Aim: Retype every entry word for word.

Recorded data:
— START —

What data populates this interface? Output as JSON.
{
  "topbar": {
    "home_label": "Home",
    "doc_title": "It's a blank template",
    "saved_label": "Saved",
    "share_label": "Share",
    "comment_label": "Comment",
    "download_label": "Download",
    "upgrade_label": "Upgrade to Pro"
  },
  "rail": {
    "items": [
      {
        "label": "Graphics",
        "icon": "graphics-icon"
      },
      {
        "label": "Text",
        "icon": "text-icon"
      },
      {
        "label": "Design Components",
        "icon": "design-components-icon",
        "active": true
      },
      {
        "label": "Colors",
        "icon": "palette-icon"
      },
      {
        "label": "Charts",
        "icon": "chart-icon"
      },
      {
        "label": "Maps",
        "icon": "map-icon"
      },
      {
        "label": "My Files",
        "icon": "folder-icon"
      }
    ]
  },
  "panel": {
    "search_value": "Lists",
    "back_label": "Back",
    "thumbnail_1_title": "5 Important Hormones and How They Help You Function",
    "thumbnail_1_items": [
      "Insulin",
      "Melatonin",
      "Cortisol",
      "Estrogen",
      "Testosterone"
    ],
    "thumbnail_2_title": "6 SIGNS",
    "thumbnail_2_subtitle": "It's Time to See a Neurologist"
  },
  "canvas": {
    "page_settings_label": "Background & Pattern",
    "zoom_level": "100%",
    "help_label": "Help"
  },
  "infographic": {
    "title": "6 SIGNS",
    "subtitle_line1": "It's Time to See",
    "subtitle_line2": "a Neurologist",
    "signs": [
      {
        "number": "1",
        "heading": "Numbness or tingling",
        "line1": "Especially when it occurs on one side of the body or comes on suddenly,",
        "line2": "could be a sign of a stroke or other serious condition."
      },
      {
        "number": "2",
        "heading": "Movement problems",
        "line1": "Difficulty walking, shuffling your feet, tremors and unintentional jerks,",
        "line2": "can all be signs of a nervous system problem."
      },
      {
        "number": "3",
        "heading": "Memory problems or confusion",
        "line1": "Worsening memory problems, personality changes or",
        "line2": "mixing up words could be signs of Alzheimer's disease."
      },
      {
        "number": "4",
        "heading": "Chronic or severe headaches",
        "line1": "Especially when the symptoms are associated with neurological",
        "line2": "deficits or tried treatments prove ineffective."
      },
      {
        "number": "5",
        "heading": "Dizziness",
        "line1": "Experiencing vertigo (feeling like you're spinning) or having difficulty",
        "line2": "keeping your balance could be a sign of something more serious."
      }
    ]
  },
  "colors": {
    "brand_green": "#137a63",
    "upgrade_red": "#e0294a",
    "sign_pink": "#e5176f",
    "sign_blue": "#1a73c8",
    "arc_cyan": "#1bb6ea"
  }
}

— END —

Task output:
What data populates this interface? Output as JSON.
{
  "topbar": {
    "home_label": "Home",
    "doc_title": "It's a blank template",
    "saved_label": "Saved",
    "share_label": "Share",
    "comment_label": "Comment",
    "download_label": "Download",
    "upgrade_label": "Upgrade to Pro"
  },
  "rail": {
    "items": [
      {
        "label": "Graphics",
        "icon": "graphics-icon"
      },
      {
        "label": "Text",
        "icon": "text-icon"
      },
      {
        "label": "Design Components",
        "icon": "design-components-icon",
        "active": true
      },
      {
        "label": "Colors",
        "icon": "palette-icon"
      },
      {
        "label": "Charts",
        "icon": "chart-icon"
      },
      {
        "label": "Maps",
        "icon": "map-icon"
      },
      {
        "label": "My Files",
        "icon": "folder-icon"
      }
    ]
  },
  "panel": {
    "search_value": "Lists",
    "back_label": "Back",
    "thumbnail_1_title": "5 Important Hormones and How They Help You Function",
    "thumbnail_1_items": [
      "Insulin",
      "Melatonin",
      "Cortisol",
      "Estrogen",
      "Testosterone"
    ],
    "thumbnail_2_title": "6 SIGNS",
    "thumbnail_2_subtitle": "It's Time to See a Neurologist"
  },
  "canvas": {
    "page_settings_label": "Background & Pattern",
    "zoom_level": "100%",
    "help_label": "Help"
  },
  "infographic": {
    "title": "6 SIGNS",
    "subtitle_line1": "It's Time to See",
    "subtitle_line2": "a Neurologist",
    "signs": [
      {
        "number": "1",
        "heading": "Numbness or tingling",
        "line1": "Especially when it occurs on one side of the body or comes on suddenly,",
        "line2": "could be a sign of a stroke or other serious condition."
      },
      {
        "number": "2",
        "heading": "Movement problems",
        "line1": "Difficulty walking, shuffling your feet, tremors and unintentional jerks,",
        "line2": "can all be signs of a nervous system problem."
      },
      {
        "number": "3",
        "heading": "Memory problems or confusion",
        "line1": "Worsening memory problems, personality changes or",
        "line2": "mixing up words could be signs of Alzheimer's disease."
      },
      {
        "number": "4",
        "heading": "Chronic or severe headaches",
        "line1": "Especially when the symptoms are associated with neurological",
        "line2": "deficits or tried treatments prove ineffective."
      },
      {
        "number": "5",
        "heading": "Dizziness",
        "line1": "Experiencing vertigo (feeling like you're spinning) or having difficulty",
        "line2": "keeping your balance could be a sign of something more serious."
      }
    ]
  },
  "colors": {
    "brand_green": "#137a63",
    "upgrade_red": "#e0294a",
    "sign_pink": "#e5176f",
    "sign_blue": "#1a73c8",
    "arc_cyan": "#1bb6ea"
  }
}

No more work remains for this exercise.